Figure data in JSON:
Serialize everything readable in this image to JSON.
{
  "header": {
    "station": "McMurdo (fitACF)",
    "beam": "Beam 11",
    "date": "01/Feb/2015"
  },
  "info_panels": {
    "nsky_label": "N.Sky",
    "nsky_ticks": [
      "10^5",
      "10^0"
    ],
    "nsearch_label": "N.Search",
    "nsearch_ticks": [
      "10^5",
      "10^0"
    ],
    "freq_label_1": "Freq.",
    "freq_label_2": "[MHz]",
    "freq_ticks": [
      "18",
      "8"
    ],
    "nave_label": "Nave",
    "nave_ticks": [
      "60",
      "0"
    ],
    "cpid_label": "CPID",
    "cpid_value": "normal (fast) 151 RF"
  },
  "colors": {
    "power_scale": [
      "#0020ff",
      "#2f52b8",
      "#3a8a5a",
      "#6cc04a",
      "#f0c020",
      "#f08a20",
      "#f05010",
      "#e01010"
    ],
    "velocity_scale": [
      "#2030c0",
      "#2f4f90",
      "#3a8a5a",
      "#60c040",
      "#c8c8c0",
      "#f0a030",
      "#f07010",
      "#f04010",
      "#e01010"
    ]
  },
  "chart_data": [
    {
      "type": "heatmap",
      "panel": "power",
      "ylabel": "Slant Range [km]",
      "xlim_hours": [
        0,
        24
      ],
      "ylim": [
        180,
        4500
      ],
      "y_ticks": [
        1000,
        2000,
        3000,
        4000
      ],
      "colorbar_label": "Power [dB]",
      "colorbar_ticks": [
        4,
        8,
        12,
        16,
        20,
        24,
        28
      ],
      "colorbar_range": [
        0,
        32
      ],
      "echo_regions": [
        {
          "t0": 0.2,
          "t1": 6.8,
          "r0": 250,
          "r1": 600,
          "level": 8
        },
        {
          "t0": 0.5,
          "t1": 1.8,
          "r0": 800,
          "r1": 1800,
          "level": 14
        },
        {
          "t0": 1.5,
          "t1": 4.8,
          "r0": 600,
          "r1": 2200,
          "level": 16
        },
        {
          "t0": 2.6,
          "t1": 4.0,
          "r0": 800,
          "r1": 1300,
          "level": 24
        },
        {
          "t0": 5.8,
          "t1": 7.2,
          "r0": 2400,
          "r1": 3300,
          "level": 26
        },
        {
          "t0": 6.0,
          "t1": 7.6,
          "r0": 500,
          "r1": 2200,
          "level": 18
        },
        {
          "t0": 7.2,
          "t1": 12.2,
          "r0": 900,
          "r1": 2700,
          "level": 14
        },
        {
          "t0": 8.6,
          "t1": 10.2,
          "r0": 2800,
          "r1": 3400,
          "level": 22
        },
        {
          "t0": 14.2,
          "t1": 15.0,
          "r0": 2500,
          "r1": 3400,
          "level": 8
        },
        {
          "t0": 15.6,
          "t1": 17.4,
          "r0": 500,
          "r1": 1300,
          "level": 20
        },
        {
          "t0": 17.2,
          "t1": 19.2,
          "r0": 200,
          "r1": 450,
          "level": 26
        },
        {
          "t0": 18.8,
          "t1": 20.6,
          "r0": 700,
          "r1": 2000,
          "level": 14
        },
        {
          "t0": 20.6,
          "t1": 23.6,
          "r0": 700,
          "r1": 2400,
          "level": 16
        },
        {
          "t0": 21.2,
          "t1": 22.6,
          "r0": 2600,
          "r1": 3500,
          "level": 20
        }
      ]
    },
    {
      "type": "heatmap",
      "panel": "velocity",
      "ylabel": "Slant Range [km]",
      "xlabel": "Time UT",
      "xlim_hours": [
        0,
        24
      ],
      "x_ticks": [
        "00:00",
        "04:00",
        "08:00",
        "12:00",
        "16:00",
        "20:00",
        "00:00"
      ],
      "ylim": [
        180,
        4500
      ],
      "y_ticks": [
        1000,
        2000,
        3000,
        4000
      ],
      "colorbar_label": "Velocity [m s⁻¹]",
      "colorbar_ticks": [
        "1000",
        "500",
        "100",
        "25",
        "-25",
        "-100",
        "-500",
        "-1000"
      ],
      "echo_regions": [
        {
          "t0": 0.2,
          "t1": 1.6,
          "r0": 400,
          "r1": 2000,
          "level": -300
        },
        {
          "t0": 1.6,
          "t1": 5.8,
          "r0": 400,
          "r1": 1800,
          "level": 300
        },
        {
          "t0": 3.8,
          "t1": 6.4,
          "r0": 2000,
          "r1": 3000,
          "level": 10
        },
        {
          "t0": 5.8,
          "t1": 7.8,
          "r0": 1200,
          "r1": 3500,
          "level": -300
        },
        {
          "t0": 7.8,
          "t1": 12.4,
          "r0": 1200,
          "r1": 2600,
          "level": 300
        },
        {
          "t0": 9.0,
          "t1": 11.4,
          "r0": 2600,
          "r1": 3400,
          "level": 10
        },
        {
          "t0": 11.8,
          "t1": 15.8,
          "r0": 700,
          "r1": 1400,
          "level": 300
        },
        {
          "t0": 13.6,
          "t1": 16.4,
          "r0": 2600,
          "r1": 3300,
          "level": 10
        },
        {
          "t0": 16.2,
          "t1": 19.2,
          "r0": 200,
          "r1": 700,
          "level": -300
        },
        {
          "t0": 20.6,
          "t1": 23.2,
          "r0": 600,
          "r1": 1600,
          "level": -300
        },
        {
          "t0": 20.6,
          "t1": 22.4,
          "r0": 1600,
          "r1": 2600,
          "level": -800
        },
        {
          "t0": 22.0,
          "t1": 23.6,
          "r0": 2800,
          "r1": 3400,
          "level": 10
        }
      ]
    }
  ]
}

• TASK DETAILS
Extract the complete data, matching each line exactly.

• THE COMPLETED TASK
Serialize everything readable in this image to JSON.
{
  "header": {
    "station": "McMurdo (fitACF)",
    "beam": "Beam 11",
    "date": "01/Feb/2015"
  },
  "info_panels": {
    "nsky_label": "N.Sky",
    "nsky_ticks": [
      "10^5",
      "10^0"
    ],
    "nsearch_label": "N.Search",
    "nsearch_ticks": [
      "10^5",
      "10^0"
    ],
    "freq_label_1": "Freq.",
    "freq_label_2": "[MHz]",
    "freq_ticks": [
      "18",
      "8"
    ],
    "nave_label": "Nave",
    "nave_ticks": [
      "60",
      "0"
    ],
    "cpid_label": "CPID",
    "cpid_value": "normal (fast) 151 RF"
  },
  "colors": {
    "power_scale": [
      "#0020ff",
      "#2f52b8",
      "#3a8a5a",
      "#6cc04a",
      "#f0c020",
      "#f08a20",
      "#f05010",
      "#e01010"
    ],
    "velocity_scale": [
      "#2030c0",
      "#2f4f90",
      "#3a8a5a",
      "#60c040",
      "#c8c8c0",
      "#f0a030",
      "#f07010",
      "#f04010",
      "#e01010"
    ]
  },
  "chart_data": [
    {
      "type": "heatmap",
      "panel": "power",
      "ylabel": "Slant Range [km]",
      "xlim_hours": [
        0,
        24
      ],
      "ylim": [
        180,
        4500
      ],
      "y_ticks": [
        1000,
        2000,
        3000,
        4000
      ],
      "colorbar_label": "Power [dB]",
      "colorbar_ticks": [
        4,
        8,
        12,
        16,
        20,
        24,
        28
      ],
      "colorbar_range": [
        0,
        32
      ],
      "echo_regions": [
        {
          "t0": 0.2,
          "t1": 6.8,
          "r0": 250,
          "r1": 600,
          "level": 8
        },
        {
          "t0": 0.5,
          "t1": 1.8,
          "r0": 800,
          "r1": 1800,
          "level": 14
        },
        {
          "t0": 1.5,
          "t1": 4.8,
          "r0": 600,
          "r1": 2200,
          "level": 16
        },
        {
          "t0": 2.6,
          "t1": 4.0,
          "r0": 800,
          "r1": 1300,
          "level": 24
        },
        {
          "t0": 5.8,
          "t1": 7.2,
          "r0": 2400,
          "r1": 3300,
          "level": 26
        },
        {
          "t0": 6.0,
          "t1": 7.6,
          "r0": 500,
          "r1": 2200,
          "level": 18
        },
        {
          "t0": 7.2,
          "t1": 12.2,
          "r0": 900,
          "r1": 2700,
          "level": 14
        },
        {
          "t0": 8.6,
          "t1": 10.2,
          "r0": 2800,
          "r1": 3400,
          "level": 22
        },
        {
          "t0": 14.2,
          "t1": 15.0,
          "r0": 2500,
          "r1": 3400,
          "level": 8
        },
        {
          "t0": 15.6,
          "t1": 17.4,
          "r0": 500,
          "r1": 1300,
          "level": 20
        },
        {
          "t0": 17.2,
          "t1": 19.2,
          "r0": 200,
          "r1": 450,
          "level": 26
        },
        {
          "t0": 18.8,
          "t1": 20.6,
          "r0": 700,
          "r1": 2000,
          "level": 14
        },
        {
          "t0": 20.6,
          "t1": 23.6,
          "r0": 700,
          "r1": 2400,
          "level": 16
        },
        {
          "t0": 21.2,
          "t1": 22.6,
          "r0": 2600,
          "r1": 3500,
          "level": 20
        }
      ]
    },
    {
      "type": "heatmap",
      "panel": "velocity",
      "ylabel": "Slant Range [km]",
      "xlabel": "Time UT",
      "xlim_hours": [
        0,
        24
      ],
      "x_ticks": [
        "00:00",
        "04:00",
        "08:00",
        "12:00",
        "16:00",
        "20:00",
        "00:00"
      ],
      "ylim": [
        180,
        4500
      ],
      "y_ticks": [
        1000,
        2000,
        3000,
        4000
      ],
      "colorbar_label": "Velocity [m s⁻¹]",
      "colorbar_ticks": [
        "1000",
        "500",
        "100",
        "25",
        "-25",
        "-100",
        "-500",
        "-1000"
      ],
      "echo_regions": [
        {
          "t0": 0.2,
          "t1": 1.6,
          "r0": 400,
          "r1": 2000,
          "level": -300
        },
        {
          "t0": 1.6,
          "t1": 5.8,
          "r0": 400,
          "r1": 1800,
          "level": 300
        },
        {
          "t0": 3.8,
          "t1": 6.4,
          "r0": 2000,
          "r1": 3000,
          "level": 10
        },
        {
          "t0": 5.8,
          "t1": 7.8,
          "r0": 1200,
          "r1": 3500,
          "level": -300
        },
        {
          "t0": 7.8,
          "t1": 12.4,
          "r0": 1200,
          "r1": 2600,
          "level": 300
        },
        {
          "t0": 9.0,
          "t1": 11.4,
          "r0": 2600,
          "r1": 3400,
          "level": 10
        },
        {
          "t0": 11.8,
          "t1": 15.8,
          "r0": 700,
          "r1": 1400,
          "level": 300
        },
        {
          "t0": 13.6,
          "t1": 16.4,
          "r0": 2600,
          "r1": 3300,
          "level": 10
        },
        {
          "t0": 16.2,
          "t1": 19.2,
          "r0": 200,
          "r1": 700,
          "level": -300
        },
        {
          "t0": 20.6,
          "t1": 23.2,
          "r0": 600,
          "r1": 1600,
          "level": -300
        },
        {
          "t0": 20.6,
          "t1": 22.4,
          "r0": 1600,
          "r1": 2600,
          "level": -800
        },
        {
          "t0": 22.0,
          "t1": 23.6,
          "r0": 2800,
          "r1": 3400,
          "level": 10
        }
      ]
    }
  ]
}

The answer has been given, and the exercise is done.